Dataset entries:
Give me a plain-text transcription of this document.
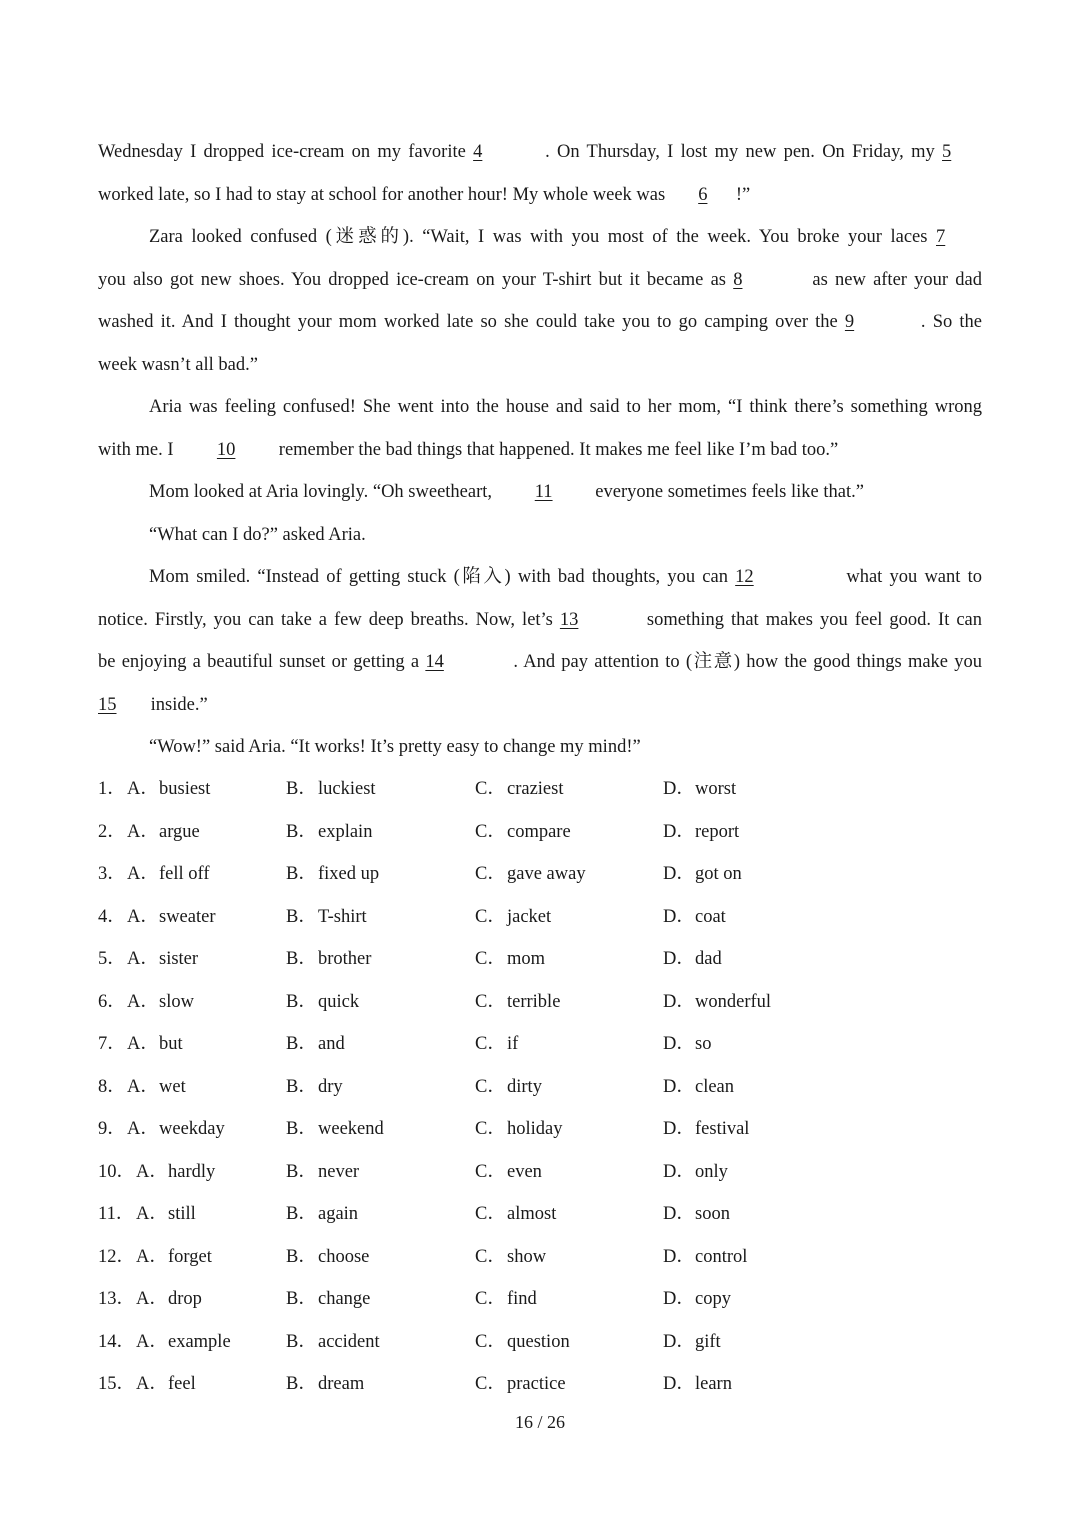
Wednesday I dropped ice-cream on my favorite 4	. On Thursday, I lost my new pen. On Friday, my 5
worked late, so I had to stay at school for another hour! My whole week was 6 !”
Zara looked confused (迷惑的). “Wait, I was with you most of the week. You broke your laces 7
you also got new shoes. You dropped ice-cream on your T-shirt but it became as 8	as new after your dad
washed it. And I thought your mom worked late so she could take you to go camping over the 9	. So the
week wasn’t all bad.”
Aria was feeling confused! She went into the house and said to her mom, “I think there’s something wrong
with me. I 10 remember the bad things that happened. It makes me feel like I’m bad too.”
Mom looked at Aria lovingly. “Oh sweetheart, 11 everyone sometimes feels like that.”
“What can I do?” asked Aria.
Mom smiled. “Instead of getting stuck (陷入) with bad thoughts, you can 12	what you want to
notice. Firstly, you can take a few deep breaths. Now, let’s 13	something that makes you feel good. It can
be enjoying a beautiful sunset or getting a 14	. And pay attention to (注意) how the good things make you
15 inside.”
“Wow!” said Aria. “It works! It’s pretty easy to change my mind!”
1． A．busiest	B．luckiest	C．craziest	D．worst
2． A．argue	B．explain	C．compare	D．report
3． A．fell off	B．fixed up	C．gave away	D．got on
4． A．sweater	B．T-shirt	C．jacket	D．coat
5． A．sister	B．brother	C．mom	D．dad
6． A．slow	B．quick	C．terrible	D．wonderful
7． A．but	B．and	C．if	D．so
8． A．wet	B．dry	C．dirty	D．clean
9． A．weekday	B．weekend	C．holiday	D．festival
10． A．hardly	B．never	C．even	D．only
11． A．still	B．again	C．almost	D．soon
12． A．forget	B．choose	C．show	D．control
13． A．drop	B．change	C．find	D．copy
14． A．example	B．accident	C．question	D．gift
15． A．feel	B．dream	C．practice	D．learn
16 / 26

Aim of the task » Tell how many lines of the data include the word "your", and nothing else.

Reply to the exercise » 3